Extracted data —
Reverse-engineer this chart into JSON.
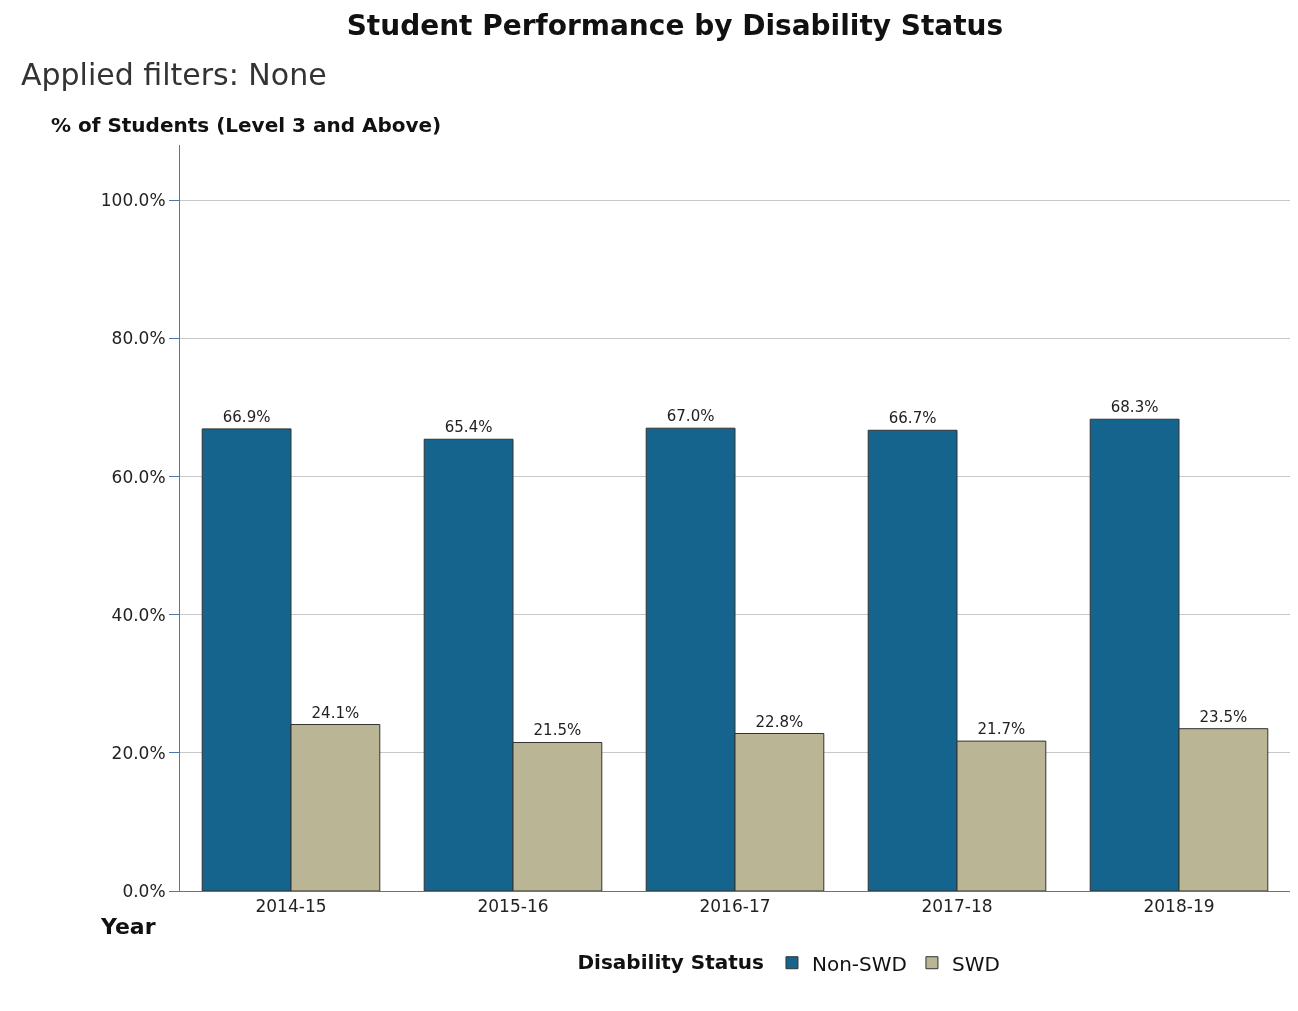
{
  "chart_data": {
    "type": "bar",
    "title": "Student Performance by Disability Status",
    "subtitle": "Applied filters: None",
    "ylabel": "% of Students (Level 3 and Above)",
    "xlabel": "Year",
    "legend_title": "Disability Status",
    "categories": [
      "2014-15",
      "2015-16",
      "2016-17",
      "2017-18",
      "2018-19"
    ],
    "series": [
      {
        "name": "Non-SWD",
        "color": "#14648e",
        "values": [
          66.9,
          65.4,
          67.0,
          66.7,
          68.3
        ],
        "value_labels": [
          "66.9%",
          "65.4%",
          "67.0%",
          "66.7%",
          "68.3%"
        ]
      },
      {
        "name": "SWD",
        "color": "#bab594",
        "values": [
          24.1,
          21.5,
          22.8,
          21.7,
          23.5
        ],
        "value_labels": [
          "24.1%",
          "21.5%",
          "22.8%",
          "21.7%",
          "23.5%"
        ]
      }
    ],
    "ylim": [
      0,
      108
    ],
    "yticks": [
      {
        "value": 0,
        "label": "0.0%"
      },
      {
        "value": 20,
        "label": "20.0%"
      },
      {
        "value": 40,
        "label": "40.0%"
      },
      {
        "value": 60,
        "label": "60.0%"
      },
      {
        "value": 80,
        "label": "80.0%"
      },
      {
        "value": 100,
        "label": "100.0%"
      }
    ],
    "grid": "y",
    "legend": "bottom"
  }
}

Task requirements —
Set the listing down in full and exactly. Pictures within it should not appear in the copy.

Result for this exercise —
Reverse-engineer this chart into JSON.
{
  "chart_data": {
    "type": "bar",
    "title": "Student Performance by Disability Status",
    "subtitle": "Applied filters: None",
    "ylabel": "% of Students (Level 3 and Above)",
    "xlabel": "Year",
    "legend_title": "Disability Status",
    "categories": [
      "2014-15",
      "2015-16",
      "2016-17",
      "2017-18",
      "2018-19"
    ],
    "series": [
      {
        "name": "Non-SWD",
        "color": "#14648e",
        "values": [
          66.9,
          65.4,
          67.0,
          66.7,
          68.3
        ],
        "value_labels": [
          "66.9%",
          "65.4%",
          "67.0%",
          "66.7%",
          "68.3%"
        ]
      },
      {
        "name": "SWD",
        "color": "#bab594",
        "values": [
          24.1,
          21.5,
          22.8,
          21.7,
          23.5
        ],
        "value_labels": [
          "24.1%",
          "21.5%",
          "22.8%",
          "21.7%",
          "23.5%"
        ]
      }
    ],
    "ylim": [
      0,
      108
    ],
    "yticks": [
      {
        "value": 0,
        "label": "0.0%"
      },
      {
        "value": 20,
        "label": "20.0%"
      },
      {
        "value": 40,
        "label": "40.0%"
      },
      {
        "value": 60,
        "label": "60.0%"
      },
      {
        "value": 80,
        "label": "80.0%"
      },
      {
        "value": 100,
        "label": "100.0%"
      }
    ],
    "grid": "y",
    "legend": "bottom"
  }
}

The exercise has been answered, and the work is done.